↓

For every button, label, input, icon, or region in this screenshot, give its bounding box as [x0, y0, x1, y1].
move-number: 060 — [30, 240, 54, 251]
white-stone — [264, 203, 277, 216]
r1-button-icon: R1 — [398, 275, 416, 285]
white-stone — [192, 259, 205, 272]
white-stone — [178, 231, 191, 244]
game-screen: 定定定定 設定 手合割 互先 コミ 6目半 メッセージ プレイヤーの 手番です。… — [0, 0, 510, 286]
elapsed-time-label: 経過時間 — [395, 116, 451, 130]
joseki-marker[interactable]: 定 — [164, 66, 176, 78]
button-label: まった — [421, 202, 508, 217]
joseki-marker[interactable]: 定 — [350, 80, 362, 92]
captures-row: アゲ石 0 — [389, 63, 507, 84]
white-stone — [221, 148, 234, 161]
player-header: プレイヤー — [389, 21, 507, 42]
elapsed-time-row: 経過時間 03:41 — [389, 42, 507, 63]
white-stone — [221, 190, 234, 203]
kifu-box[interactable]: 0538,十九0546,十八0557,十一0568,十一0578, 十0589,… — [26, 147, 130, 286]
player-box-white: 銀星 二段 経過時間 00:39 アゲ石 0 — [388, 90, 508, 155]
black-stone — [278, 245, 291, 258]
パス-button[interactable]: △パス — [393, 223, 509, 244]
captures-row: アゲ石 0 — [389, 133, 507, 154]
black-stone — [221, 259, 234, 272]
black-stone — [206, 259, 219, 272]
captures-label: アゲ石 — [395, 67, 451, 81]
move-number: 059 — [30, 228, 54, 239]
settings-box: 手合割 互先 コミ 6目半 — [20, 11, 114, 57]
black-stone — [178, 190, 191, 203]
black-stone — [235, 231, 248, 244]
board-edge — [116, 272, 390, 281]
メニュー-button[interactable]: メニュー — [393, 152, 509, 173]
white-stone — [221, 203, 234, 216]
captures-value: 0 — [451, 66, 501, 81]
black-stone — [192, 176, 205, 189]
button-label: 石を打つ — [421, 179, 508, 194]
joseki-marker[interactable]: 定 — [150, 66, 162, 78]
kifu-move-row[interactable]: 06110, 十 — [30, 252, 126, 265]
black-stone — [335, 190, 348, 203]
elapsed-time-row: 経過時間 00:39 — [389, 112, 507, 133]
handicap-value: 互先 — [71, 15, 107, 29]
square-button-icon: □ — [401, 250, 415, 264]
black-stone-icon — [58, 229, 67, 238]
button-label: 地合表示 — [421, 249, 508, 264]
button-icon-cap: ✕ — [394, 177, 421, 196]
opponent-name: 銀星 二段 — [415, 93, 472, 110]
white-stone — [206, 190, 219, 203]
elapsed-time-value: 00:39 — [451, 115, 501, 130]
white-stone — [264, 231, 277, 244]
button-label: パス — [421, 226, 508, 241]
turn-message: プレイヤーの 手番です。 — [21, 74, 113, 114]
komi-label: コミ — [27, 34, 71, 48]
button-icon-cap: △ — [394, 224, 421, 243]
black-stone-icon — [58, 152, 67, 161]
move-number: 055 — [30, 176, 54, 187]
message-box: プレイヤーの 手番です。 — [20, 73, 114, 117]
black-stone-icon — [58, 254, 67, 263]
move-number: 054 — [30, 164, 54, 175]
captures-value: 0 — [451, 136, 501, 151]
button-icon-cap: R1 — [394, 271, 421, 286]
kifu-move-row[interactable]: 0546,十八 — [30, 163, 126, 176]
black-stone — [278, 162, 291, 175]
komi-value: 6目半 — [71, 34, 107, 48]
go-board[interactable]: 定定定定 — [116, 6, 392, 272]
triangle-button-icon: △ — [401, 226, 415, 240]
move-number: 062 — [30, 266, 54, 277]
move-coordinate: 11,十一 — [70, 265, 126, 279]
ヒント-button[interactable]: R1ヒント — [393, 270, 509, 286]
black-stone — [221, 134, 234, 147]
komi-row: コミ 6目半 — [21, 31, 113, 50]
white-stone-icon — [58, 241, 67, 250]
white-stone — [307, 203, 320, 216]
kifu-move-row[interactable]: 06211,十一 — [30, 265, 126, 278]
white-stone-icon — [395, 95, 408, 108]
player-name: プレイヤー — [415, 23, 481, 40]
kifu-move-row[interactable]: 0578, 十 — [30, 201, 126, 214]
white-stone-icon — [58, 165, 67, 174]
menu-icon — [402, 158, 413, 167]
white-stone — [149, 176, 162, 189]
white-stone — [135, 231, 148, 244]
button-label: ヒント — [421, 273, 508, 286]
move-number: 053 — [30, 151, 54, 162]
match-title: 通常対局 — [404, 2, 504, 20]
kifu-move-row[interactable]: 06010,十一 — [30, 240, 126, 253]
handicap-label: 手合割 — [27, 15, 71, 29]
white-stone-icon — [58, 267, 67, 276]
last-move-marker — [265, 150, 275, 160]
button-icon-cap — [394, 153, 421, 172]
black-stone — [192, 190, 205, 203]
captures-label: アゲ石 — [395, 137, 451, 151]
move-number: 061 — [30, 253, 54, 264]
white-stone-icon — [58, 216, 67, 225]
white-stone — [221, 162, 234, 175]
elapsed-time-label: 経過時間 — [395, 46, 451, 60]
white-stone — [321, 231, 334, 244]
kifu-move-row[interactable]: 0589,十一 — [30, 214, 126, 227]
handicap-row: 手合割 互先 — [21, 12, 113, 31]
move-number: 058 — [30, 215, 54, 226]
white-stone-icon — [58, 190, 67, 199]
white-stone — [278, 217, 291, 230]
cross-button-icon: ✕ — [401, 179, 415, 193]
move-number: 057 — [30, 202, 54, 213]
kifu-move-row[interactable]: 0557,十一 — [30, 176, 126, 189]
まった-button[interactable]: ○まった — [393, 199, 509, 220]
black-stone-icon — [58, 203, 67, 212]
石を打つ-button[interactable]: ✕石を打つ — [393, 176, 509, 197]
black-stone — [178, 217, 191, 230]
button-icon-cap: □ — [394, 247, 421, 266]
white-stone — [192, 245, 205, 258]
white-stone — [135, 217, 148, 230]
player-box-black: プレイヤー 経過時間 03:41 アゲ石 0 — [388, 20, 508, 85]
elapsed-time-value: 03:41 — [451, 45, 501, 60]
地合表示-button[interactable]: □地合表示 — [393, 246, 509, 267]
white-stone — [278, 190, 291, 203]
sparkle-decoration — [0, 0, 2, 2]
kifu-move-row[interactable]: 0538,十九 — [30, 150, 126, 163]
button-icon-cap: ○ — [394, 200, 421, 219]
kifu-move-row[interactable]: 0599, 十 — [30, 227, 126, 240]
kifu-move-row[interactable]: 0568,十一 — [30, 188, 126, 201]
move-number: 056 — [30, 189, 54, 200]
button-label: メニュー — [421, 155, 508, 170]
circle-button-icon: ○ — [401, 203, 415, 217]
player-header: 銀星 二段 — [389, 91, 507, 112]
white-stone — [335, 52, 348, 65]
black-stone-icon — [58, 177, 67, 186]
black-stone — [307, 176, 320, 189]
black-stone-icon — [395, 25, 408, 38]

↑

## Given exercise
Write out the rows again from the very first one down through the row containing "white-stone — [192, 259, 205, 272]", putting "enclosing box" in place of "bounding box" and changing nothing else.

## Solution
For every button, label, input, icon, or region in this screenshot, give its enclosing box as [x0, y0, x1, y1].
move-number: 060 — [30, 240, 54, 251]
white-stone — [264, 203, 277, 216]
r1-button-icon: R1 — [398, 275, 416, 285]
white-stone — [192, 259, 205, 272]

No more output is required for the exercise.